◆ RECORDS PROVIDED

::::::::

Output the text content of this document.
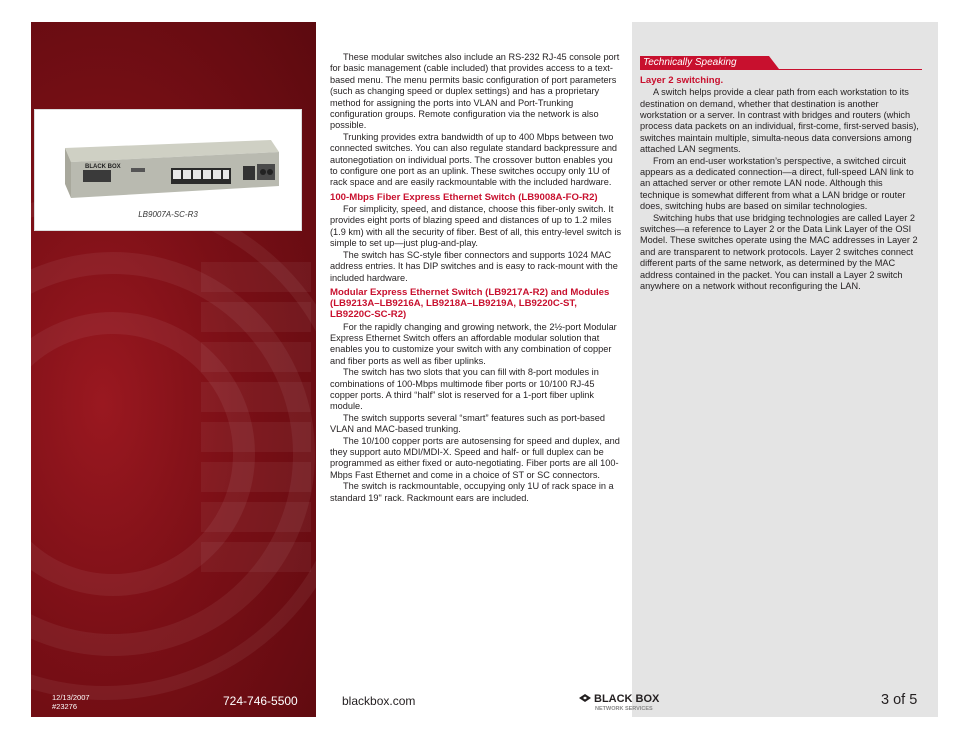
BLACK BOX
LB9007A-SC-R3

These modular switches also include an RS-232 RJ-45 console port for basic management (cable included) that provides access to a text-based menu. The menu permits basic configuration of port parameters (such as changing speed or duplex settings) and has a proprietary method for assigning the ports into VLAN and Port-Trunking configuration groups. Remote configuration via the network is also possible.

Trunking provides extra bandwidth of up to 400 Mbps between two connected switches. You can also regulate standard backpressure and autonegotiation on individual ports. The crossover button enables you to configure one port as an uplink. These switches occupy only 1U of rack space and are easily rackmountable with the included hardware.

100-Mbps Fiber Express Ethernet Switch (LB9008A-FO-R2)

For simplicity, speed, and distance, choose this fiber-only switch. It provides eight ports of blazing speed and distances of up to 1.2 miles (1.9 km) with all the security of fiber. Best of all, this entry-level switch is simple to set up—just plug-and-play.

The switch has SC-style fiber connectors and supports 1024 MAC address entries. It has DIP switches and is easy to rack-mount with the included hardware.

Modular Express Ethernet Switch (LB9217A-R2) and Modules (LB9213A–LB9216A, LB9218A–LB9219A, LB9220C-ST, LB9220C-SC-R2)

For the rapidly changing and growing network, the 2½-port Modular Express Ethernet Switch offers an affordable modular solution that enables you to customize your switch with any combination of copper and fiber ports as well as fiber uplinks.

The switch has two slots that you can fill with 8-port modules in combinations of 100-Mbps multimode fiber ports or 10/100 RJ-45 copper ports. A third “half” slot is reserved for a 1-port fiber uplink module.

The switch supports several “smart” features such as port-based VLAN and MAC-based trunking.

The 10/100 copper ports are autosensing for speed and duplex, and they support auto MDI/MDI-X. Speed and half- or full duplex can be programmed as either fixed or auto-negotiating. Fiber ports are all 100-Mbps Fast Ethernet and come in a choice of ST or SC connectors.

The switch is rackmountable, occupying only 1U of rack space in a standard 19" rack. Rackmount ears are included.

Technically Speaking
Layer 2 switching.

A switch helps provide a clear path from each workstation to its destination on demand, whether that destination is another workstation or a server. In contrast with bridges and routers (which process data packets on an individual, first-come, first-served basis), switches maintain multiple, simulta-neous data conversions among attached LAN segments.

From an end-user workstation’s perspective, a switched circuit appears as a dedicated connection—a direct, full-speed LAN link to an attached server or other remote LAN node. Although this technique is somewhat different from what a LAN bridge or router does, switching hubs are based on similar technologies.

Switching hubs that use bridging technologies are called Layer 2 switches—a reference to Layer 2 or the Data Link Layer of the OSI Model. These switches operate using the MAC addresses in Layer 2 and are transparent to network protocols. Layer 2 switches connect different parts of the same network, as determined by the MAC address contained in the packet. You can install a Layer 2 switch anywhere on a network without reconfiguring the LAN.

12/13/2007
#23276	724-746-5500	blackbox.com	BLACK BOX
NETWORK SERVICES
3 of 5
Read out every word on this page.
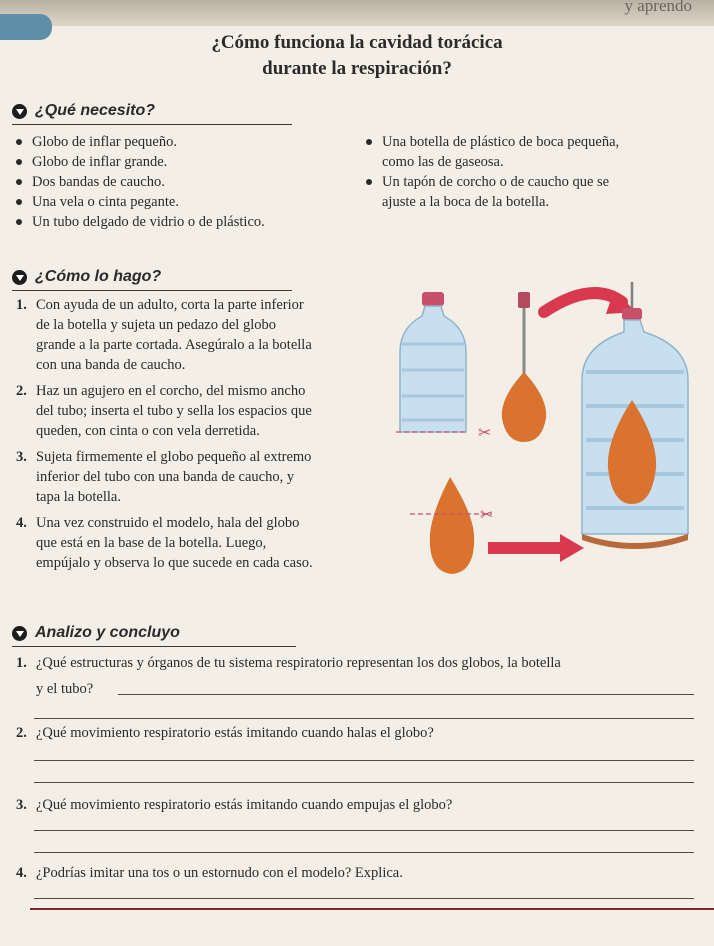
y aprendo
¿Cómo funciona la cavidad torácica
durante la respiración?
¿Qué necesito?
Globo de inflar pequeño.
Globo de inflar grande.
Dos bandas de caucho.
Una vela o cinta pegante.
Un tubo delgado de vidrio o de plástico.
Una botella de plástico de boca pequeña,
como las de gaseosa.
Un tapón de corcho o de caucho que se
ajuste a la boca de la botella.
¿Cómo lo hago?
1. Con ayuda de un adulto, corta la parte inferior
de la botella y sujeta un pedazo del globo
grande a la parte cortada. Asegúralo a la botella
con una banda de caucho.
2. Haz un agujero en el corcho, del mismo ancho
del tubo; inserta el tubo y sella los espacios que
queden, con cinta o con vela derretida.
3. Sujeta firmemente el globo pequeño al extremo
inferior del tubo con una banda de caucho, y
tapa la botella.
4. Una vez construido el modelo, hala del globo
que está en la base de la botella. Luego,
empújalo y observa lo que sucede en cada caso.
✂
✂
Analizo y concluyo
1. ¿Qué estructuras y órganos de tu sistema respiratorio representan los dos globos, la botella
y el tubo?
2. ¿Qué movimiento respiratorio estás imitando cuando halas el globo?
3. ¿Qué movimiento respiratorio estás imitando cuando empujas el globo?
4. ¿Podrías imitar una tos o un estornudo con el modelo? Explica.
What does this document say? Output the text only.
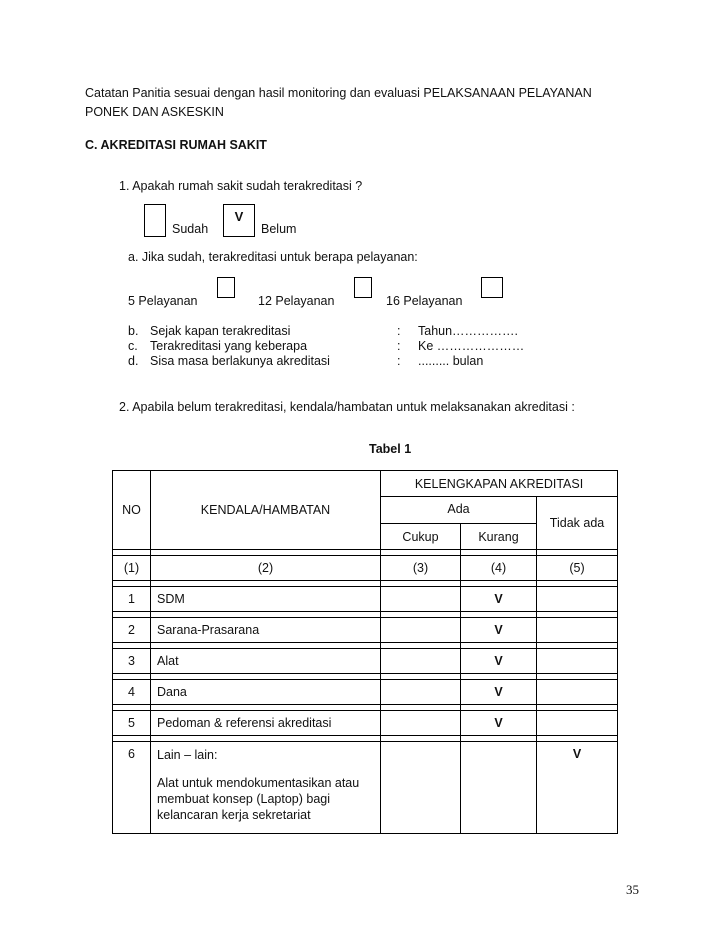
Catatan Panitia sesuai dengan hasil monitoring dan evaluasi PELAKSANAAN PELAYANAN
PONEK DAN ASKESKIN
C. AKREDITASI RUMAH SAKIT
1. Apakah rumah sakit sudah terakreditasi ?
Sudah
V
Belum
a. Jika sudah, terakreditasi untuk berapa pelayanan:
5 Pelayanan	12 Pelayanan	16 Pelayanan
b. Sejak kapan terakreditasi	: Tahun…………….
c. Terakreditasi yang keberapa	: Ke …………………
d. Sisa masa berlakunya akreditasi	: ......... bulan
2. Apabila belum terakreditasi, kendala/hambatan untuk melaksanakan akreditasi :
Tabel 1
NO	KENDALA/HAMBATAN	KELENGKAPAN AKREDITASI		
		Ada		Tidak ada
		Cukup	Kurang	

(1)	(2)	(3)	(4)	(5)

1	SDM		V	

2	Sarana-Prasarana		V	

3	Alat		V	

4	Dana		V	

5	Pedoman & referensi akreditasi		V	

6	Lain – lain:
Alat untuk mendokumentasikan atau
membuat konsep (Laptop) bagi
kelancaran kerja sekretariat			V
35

::::::::

Find every line that includes the string "imitando". Report how many there are and nothing else.

◆ TASK RESULT
2